# COSA FARE
Secondo il testo della pagina, quanti sono i tristellati in Italia e di che sesso sono?

# TESTO DELLA PAGINA
——————

Il ristorante è nato con il suo compagno Edoardo che si occupa della sala. Gli chef sono spesso uomini, quanto spazio c’è per le donne? «C’è più difficoltà. In Italia abbiamo uno dei numeri più alti di tristellati in Europa, sono 13 e sono tutti uomini. La difficoltà per una donna in cucina non è tanto gestire una brigata di uomini, ma vivere per quel posto, per quella cucina, per quel sogno. Un grande impegno che si concilia poco con la famiglia, con i figli. Gualtiero Marchesi disse che solo un uomo può stare in piedi e lontano da casa per 12 ore, ma mi sembra una mentalità retrograda».

——————

# DATI REGISTRATI

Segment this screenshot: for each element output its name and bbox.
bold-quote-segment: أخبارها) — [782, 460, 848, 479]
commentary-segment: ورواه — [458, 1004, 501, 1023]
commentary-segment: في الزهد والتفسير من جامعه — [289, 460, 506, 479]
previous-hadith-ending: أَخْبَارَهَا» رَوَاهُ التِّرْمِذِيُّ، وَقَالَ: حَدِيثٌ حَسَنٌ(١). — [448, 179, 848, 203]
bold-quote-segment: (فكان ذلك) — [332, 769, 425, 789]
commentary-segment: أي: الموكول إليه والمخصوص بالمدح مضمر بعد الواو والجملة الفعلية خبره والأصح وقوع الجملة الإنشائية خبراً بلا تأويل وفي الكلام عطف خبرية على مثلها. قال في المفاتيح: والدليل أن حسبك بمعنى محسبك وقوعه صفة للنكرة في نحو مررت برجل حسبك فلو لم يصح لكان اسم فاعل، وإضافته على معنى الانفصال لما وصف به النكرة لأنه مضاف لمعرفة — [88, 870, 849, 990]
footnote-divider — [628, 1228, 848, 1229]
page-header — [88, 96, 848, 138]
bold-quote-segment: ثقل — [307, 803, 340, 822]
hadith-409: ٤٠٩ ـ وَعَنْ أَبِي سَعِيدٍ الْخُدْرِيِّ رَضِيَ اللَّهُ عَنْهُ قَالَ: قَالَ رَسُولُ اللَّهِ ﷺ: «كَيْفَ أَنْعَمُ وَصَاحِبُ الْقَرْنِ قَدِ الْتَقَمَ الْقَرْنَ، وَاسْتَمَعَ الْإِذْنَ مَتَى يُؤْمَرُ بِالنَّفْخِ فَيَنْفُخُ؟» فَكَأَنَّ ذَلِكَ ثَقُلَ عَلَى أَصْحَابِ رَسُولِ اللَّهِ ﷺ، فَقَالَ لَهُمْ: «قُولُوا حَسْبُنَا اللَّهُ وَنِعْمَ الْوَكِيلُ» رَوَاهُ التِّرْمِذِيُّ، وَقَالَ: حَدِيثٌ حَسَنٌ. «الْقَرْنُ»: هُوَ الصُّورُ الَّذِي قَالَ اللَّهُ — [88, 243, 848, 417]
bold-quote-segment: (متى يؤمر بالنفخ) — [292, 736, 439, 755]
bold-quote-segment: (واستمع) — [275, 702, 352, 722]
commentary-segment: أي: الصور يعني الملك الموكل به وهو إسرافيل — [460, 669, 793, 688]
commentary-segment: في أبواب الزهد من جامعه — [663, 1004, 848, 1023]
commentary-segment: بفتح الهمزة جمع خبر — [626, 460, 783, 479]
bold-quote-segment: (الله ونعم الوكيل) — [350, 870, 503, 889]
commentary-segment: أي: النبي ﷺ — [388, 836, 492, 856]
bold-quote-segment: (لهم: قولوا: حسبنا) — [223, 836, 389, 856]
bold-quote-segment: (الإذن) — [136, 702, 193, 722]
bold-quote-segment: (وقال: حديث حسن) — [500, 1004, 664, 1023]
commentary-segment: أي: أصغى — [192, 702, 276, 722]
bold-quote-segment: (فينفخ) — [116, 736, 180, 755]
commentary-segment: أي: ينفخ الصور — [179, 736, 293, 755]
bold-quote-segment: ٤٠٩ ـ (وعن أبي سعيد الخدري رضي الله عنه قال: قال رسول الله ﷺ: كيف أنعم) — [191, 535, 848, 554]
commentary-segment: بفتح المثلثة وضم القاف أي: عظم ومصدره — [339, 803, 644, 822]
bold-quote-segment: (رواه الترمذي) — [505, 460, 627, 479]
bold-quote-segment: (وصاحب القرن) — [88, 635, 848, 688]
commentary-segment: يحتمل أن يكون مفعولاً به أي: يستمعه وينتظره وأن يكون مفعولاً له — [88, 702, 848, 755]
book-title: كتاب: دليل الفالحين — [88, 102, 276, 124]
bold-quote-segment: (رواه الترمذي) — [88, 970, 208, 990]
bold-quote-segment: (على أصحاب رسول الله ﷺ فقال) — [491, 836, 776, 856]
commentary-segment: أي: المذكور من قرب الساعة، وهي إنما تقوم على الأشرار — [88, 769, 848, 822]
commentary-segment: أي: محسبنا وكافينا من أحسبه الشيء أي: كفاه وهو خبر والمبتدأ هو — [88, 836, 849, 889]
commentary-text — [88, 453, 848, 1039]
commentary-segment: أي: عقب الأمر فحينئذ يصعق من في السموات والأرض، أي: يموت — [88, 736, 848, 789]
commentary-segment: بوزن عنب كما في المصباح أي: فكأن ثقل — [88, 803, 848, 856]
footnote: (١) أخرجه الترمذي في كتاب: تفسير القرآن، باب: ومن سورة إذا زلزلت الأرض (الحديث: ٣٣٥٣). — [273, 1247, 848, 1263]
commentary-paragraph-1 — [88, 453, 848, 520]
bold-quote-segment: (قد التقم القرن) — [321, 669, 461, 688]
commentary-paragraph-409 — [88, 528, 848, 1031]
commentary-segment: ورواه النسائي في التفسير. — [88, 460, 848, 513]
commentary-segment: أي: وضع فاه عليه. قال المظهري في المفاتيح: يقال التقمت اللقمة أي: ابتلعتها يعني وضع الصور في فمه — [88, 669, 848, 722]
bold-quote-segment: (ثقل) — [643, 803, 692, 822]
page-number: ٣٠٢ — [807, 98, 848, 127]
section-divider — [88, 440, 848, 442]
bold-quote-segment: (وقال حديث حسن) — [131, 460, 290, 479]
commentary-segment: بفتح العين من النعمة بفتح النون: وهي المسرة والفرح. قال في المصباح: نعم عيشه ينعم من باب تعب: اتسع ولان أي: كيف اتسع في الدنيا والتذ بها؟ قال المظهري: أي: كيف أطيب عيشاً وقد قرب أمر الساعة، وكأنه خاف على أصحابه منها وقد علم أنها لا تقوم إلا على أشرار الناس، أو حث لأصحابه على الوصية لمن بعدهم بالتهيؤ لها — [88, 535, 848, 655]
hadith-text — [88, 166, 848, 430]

——————

# SPAZIO RISPOSTA
Sono 13 e sono tutti uomini.